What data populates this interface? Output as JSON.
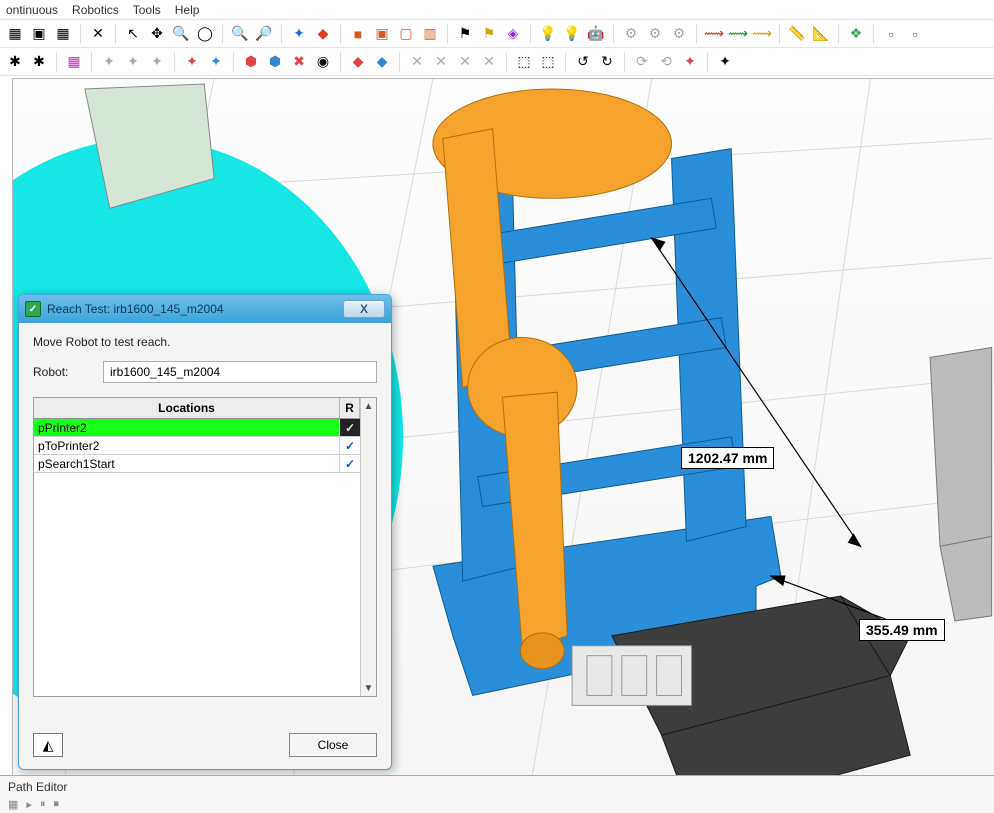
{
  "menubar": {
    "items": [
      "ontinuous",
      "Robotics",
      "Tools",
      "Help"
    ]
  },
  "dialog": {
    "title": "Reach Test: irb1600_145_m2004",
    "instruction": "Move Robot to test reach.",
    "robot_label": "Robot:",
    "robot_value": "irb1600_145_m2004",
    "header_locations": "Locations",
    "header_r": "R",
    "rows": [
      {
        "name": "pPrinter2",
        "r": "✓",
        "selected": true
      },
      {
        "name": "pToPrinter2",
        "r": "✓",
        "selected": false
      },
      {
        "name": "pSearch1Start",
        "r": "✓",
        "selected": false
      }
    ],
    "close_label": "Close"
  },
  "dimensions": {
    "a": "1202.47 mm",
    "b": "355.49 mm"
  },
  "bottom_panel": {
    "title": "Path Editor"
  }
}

GIVEN REQUEST =>
Return all of the entries exactly as written, but drop any pictures they hold.

EXERCISE RESPONSE =>
What data populates this interface? Output as JSON.
{
  "menubar": {
    "items": [
      "ontinuous",
      "Robotics",
      "Tools",
      "Help"
    ]
  },
  "dialog": {
    "title": "Reach Test: irb1600_145_m2004",
    "instruction": "Move Robot to test reach.",
    "robot_label": "Robot:",
    "robot_value": "irb1600_145_m2004",
    "header_locations": "Locations",
    "header_r": "R",
    "rows": [
      {
        "name": "pPrinter2",
        "r": "✓",
        "selected": true
      },
      {
        "name": "pToPrinter2",
        "r": "✓",
        "selected": false
      },
      {
        "name": "pSearch1Start",
        "r": "✓",
        "selected": false
      }
    ],
    "close_label": "Close"
  },
  "dimensions": {
    "a": "1202.47 mm",
    "b": "355.49 mm"
  },
  "bottom_panel": {
    "title": "Path Editor"
  }
}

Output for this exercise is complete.